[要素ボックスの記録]
::::
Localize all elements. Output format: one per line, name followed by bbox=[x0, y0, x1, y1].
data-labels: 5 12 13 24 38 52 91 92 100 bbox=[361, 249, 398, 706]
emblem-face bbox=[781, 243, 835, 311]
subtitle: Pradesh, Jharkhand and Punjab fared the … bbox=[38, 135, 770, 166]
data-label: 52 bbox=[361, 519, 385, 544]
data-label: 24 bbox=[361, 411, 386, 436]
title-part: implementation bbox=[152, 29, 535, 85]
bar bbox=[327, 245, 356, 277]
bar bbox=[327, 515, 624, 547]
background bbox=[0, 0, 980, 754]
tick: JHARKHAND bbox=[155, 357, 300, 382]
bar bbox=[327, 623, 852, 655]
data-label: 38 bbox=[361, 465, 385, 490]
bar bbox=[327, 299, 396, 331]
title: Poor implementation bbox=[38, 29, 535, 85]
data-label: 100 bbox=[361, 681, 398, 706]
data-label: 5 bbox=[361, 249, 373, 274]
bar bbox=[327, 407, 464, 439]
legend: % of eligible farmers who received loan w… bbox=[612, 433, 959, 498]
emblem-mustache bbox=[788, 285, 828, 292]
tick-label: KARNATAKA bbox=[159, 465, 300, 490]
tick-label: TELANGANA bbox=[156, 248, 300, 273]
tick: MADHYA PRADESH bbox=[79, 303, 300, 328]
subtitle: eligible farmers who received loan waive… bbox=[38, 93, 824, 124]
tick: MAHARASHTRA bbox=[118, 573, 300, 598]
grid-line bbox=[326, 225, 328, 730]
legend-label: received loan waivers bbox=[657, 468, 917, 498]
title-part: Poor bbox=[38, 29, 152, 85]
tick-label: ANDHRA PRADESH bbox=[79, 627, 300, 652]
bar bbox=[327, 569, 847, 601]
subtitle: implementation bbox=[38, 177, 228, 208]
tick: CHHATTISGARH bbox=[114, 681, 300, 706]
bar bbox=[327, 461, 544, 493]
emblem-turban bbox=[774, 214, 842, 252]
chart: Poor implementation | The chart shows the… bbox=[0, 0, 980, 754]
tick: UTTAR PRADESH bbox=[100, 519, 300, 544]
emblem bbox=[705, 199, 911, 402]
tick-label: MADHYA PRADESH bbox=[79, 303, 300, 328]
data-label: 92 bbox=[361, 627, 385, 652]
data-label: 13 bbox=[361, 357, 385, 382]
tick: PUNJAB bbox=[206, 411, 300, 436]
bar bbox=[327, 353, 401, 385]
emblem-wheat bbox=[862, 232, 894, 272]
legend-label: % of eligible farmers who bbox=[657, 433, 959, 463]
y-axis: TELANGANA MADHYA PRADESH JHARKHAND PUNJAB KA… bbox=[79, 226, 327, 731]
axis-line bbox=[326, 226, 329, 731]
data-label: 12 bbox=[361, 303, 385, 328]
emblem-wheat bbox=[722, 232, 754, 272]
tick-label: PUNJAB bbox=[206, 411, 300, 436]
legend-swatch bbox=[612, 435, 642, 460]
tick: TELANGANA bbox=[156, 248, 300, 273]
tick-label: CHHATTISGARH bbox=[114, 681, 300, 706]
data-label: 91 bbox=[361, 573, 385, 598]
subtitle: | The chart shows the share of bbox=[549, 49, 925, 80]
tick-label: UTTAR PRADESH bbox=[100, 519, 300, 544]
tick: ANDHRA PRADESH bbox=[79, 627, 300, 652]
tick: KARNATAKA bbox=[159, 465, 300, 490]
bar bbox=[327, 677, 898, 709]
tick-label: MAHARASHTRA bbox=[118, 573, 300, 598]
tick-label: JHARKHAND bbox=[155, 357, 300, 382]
::::
課題:
記録の最初の行から「tick: MAHARASHTRA bbox=[118, 573, 300, 598]」を含む行までを、その行も含めて一字一句変えずに複写せよ。

解答全文:
Localize all elements. Output format: one per line, name followed by bbox=[x0, y0, x1, y1].
data-labels: 5 12 13 24 38 52 91 92 100 bbox=[361, 249, 398, 706]
emblem-face bbox=[781, 243, 835, 311]
subtitle: Pradesh, Jharkhand and Punjab fared the … bbox=[38, 135, 770, 166]
data-label: 52 bbox=[361, 519, 385, 544]
data-label: 24 bbox=[361, 411, 386, 436]
title-part: implementation bbox=[152, 29, 535, 85]
bar bbox=[327, 245, 356, 277]
bar bbox=[327, 515, 624, 547]
background bbox=[0, 0, 980, 754]
tick: JHARKHAND bbox=[155, 357, 300, 382]
bar bbox=[327, 623, 852, 655]
data-label: 38 bbox=[361, 465, 385, 490]
bar bbox=[327, 299, 396, 331]
title: Poor implementation bbox=[38, 29, 535, 85]
data-label: 100 bbox=[361, 681, 398, 706]
data-label: 5 bbox=[361, 249, 373, 274]
bar bbox=[327, 407, 464, 439]
legend: % of eligible farmers who received loan w… bbox=[612, 433, 959, 498]
emblem-mustache bbox=[788, 285, 828, 292]
tick-label: KARNATAKA bbox=[159, 465, 300, 490]
tick-label: TELANGANA bbox=[156, 248, 300, 273]
tick: MADHYA PRADESH bbox=[79, 303, 300, 328]
subtitle: eligible farmers who received loan waive… bbox=[38, 93, 824, 124]
tick: MAHARASHTRA bbox=[118, 573, 300, 598]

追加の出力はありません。